_Problem to work on:_ Please copy everything from the first of the lines below down to the line containing "y-tick-label: 120 — [122, 105, 147, 122]", swapping "Volumes" for "Trading Volume" and leaving all else unchanged.

─── Source material

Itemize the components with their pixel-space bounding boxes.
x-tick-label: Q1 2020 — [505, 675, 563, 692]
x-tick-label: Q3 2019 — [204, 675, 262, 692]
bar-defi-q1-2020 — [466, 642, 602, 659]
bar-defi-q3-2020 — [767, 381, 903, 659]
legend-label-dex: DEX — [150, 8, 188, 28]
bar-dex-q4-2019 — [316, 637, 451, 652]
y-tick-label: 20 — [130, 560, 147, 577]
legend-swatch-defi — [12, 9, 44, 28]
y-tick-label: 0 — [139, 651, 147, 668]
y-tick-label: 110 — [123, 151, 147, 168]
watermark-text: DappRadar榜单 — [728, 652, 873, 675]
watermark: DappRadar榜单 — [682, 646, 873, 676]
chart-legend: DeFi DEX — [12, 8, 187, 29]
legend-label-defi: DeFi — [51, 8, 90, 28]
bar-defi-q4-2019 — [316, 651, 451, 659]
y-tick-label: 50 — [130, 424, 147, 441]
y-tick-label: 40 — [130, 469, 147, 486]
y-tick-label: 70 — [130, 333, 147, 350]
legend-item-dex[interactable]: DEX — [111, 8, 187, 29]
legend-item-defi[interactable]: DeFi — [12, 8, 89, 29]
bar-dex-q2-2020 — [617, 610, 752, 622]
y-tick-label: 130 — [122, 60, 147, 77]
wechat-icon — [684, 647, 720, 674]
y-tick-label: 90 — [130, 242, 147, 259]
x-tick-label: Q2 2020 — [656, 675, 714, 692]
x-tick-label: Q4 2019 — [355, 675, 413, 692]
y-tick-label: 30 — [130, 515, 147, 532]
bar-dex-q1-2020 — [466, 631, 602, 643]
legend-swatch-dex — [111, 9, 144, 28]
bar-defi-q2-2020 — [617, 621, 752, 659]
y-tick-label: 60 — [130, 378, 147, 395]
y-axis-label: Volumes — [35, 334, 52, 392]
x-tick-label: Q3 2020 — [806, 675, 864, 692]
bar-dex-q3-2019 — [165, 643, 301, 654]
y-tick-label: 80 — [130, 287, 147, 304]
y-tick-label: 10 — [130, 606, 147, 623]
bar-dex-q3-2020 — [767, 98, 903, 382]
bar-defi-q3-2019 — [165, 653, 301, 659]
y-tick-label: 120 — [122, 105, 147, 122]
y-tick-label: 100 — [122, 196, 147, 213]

──────

_Problem solution:_
Itemize the components with their pixel-space bounding boxes.
x-tick-label: Q1 2020 — [505, 675, 563, 692]
x-tick-label: Q3 2019 — [204, 675, 262, 692]
bar-defi-q1-2020 — [466, 642, 602, 659]
bar-defi-q3-2020 — [767, 381, 903, 659]
legend-label-dex: DEX — [150, 8, 188, 28]
bar-dex-q4-2019 — [316, 637, 451, 652]
y-tick-label: 20 — [130, 560, 147, 577]
legend-swatch-defi — [12, 9, 44, 28]
y-tick-label: 0 — [139, 651, 147, 668]
y-tick-label: 110 — [123, 151, 147, 168]
watermark-text: DappRadar榜单 — [728, 652, 873, 675]
watermark: DappRadar榜单 — [682, 646, 873, 676]
chart-legend: DeFi DEX — [12, 8, 187, 29]
legend-label-defi: DeFi — [51, 8, 90, 28]
bar-defi-q4-2019 — [316, 651, 451, 659]
y-tick-label: 50 — [130, 424, 147, 441]
y-tick-label: 40 — [130, 469, 147, 486]
y-tick-label: 70 — [130, 333, 147, 350]
legend-item-dex[interactable]: DEX — [111, 8, 187, 29]
legend-item-defi[interactable]: DeFi — [12, 8, 89, 29]
bar-dex-q2-2020 — [617, 610, 752, 622]
y-tick-label: 130 — [122, 60, 147, 77]
wechat-icon — [684, 647, 720, 674]
y-tick-label: 90 — [130, 242, 147, 259]
x-tick-label: Q2 2020 — [656, 675, 714, 692]
x-tick-label: Q4 2019 — [355, 675, 413, 692]
y-tick-label: 30 — [130, 515, 147, 532]
bar-dex-q1-2020 — [466, 631, 602, 643]
legend-swatch-dex — [111, 9, 144, 28]
bar-defi-q2-2020 — [617, 621, 752, 659]
y-tick-label: 60 — [130, 378, 147, 395]
y-axis-label: Trading Volume — [35, 334, 52, 392]
x-tick-label: Q3 2020 — [806, 675, 864, 692]
bar-dex-q3-2019 — [165, 643, 301, 654]
y-tick-label: 80 — [130, 287, 147, 304]
y-tick-label: 10 — [130, 606, 147, 623]
bar-dex-q3-2020 — [767, 98, 903, 382]
bar-defi-q3-2019 — [165, 653, 301, 659]
y-tick-label: 120 — [122, 105, 147, 122]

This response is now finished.